→ **BRIEF**
Look through the material below. Copy every line with the string "Time" in it.

[Data records]

▼

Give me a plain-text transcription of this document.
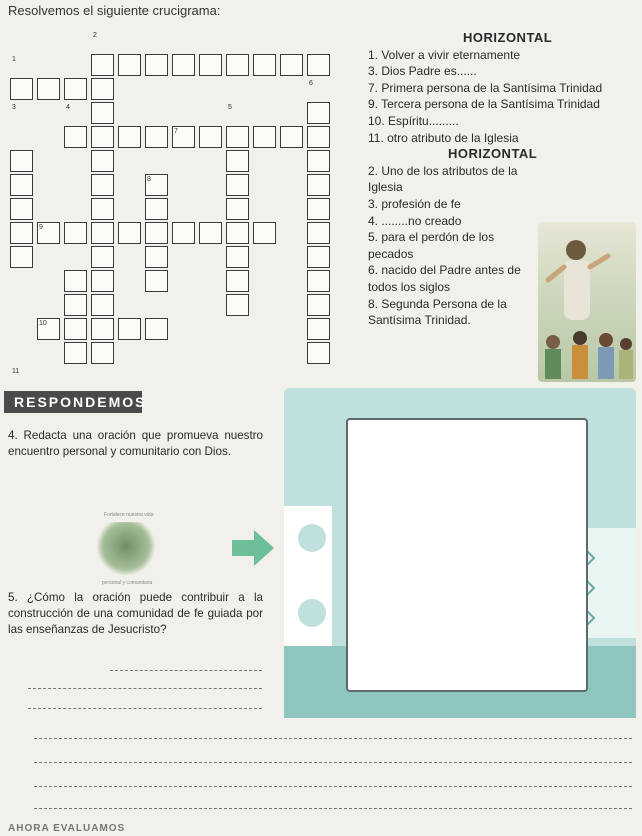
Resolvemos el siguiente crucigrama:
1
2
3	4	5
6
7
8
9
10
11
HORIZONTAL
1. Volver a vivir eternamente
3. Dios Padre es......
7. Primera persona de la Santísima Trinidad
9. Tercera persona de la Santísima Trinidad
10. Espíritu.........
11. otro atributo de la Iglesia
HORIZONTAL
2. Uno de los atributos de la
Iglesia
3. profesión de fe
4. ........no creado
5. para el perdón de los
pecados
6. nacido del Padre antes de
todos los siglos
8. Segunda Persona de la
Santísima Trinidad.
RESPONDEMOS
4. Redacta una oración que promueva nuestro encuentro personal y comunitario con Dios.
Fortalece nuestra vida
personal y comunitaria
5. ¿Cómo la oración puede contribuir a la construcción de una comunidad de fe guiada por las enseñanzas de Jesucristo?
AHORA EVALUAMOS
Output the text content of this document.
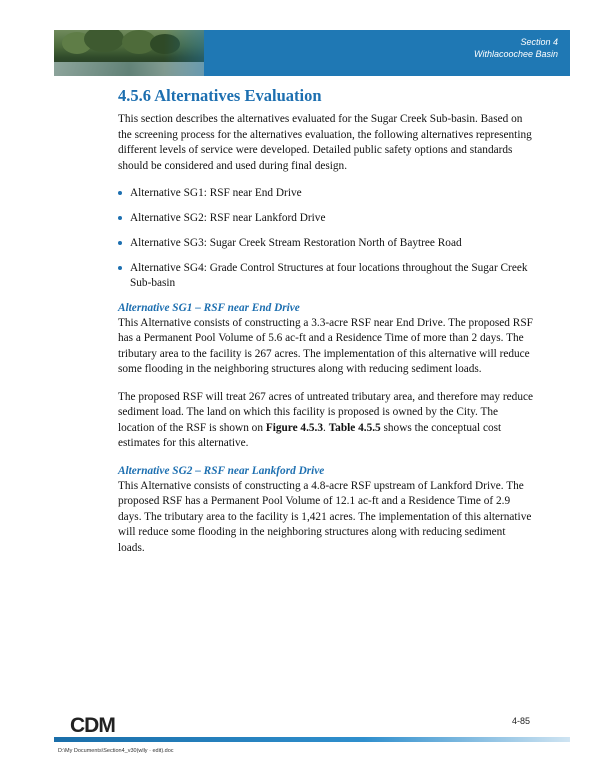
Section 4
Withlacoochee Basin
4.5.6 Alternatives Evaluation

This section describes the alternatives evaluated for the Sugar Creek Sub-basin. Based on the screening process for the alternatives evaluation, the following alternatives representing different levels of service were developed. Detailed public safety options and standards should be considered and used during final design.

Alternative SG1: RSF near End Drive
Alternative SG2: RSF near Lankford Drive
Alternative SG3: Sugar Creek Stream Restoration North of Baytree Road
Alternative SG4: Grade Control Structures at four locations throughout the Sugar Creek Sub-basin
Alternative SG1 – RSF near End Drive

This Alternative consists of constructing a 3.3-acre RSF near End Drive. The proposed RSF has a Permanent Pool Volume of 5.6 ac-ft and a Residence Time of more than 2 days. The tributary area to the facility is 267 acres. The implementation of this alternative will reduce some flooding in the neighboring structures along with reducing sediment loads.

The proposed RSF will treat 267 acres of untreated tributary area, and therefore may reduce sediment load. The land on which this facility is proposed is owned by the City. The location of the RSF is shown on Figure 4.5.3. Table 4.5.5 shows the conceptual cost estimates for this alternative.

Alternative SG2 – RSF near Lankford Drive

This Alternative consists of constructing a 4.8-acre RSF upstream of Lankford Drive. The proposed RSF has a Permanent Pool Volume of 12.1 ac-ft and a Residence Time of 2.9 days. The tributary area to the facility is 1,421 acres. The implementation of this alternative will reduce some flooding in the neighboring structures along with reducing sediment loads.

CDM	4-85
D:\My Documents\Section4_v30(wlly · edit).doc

▲

→ **RESULT**
This Alternative consists of constructing a 3.3-acre RSF near End Drive. The proposed RSF has a Permanent Pool Volume of 5.6 ac-ft and a Residence Time of more than 2 days. The tributary area to the facility is 267 acres. The implementation of this alternative will reduce some flooding in the neighboring structures along with reducing sediment loads.
This Alternative consists of constructing a 4.8-acre RSF upstream of Lankford Drive. The proposed RSF has a Permanent Pool Volume of 12.1 ac-ft and a Residence Time of 2.9 days. The tributary area to the facility is 1,421 acres. The implementation of this alternative will reduce some flooding in the neighboring structures along with reducing sediment loads.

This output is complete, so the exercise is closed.